Written exercise> Give a count of the lines below that have the string "Zones" in them, with no other words.

Material to process>
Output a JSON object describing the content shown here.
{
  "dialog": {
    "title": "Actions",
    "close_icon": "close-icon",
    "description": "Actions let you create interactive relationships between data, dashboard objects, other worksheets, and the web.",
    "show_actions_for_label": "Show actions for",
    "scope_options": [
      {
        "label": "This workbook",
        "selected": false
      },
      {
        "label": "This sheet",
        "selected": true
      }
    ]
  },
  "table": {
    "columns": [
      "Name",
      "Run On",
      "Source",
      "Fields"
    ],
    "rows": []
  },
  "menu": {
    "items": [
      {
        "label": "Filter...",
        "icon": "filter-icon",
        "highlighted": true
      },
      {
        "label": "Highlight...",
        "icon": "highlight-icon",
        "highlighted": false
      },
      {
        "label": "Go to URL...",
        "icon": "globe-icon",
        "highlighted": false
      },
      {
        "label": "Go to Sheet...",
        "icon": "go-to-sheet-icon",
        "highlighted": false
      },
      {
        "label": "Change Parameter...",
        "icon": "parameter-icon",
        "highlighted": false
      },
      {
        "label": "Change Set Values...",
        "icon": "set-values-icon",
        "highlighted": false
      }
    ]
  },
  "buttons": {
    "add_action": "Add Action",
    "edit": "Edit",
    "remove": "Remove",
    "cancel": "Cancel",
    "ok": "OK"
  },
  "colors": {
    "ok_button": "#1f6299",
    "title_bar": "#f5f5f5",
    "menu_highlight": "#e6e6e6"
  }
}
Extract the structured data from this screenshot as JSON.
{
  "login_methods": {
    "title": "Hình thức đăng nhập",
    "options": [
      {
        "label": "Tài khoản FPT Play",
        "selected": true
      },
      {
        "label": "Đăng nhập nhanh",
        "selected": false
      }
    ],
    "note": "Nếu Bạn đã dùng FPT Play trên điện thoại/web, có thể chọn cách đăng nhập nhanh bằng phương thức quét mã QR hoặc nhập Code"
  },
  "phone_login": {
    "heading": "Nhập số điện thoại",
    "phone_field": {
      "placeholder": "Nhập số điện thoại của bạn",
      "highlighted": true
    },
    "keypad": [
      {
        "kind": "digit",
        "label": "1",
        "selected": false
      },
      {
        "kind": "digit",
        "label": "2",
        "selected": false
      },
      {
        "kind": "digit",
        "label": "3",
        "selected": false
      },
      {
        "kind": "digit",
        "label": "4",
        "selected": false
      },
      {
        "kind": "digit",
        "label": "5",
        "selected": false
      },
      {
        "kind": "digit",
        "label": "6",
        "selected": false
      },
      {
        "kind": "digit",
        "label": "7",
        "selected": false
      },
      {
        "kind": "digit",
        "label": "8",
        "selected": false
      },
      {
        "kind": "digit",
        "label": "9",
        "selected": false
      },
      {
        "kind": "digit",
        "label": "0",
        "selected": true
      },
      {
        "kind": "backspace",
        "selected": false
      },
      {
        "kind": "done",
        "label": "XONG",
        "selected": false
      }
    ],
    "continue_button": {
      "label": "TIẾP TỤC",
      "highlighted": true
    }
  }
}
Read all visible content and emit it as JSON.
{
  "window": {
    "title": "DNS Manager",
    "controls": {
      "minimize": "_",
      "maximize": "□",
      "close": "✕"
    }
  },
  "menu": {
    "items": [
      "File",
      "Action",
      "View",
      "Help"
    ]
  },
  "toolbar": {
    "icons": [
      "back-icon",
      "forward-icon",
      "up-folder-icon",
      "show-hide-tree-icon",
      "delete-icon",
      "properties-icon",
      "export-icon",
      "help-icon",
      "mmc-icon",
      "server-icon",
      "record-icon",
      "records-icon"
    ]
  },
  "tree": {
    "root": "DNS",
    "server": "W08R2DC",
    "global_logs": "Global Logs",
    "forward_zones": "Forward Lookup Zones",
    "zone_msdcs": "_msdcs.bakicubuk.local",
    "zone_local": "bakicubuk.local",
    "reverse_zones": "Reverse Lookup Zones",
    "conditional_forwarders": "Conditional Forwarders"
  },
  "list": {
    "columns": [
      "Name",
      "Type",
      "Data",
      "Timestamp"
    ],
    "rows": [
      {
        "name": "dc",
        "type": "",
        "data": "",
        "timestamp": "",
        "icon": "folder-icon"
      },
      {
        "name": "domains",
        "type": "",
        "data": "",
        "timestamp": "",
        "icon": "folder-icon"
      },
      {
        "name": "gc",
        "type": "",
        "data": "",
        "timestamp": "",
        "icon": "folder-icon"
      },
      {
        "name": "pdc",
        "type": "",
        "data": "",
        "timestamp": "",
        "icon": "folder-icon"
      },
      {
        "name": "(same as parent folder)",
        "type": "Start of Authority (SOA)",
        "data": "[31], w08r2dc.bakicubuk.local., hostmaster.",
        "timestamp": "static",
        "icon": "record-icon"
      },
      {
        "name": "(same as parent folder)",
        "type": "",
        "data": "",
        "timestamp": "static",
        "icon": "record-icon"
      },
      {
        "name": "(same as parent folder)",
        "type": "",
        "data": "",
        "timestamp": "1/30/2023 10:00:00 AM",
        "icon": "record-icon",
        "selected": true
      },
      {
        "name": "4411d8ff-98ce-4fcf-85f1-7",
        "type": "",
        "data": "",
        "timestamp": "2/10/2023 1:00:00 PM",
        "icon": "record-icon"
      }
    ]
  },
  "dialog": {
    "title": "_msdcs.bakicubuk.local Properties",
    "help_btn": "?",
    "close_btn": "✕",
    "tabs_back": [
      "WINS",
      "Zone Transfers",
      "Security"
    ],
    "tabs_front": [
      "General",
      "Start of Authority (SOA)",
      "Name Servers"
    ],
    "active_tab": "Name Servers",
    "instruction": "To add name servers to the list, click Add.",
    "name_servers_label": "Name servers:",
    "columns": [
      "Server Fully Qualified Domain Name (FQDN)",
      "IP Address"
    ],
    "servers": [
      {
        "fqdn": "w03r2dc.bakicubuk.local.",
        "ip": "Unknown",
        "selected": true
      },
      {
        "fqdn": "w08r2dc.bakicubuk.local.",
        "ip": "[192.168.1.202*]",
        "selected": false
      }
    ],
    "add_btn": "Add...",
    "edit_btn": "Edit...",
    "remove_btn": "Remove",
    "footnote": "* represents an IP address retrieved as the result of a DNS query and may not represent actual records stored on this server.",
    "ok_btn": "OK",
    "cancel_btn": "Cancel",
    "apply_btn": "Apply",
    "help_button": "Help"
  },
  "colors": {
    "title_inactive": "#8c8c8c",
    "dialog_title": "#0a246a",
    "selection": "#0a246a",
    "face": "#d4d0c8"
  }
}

Expected answer> 2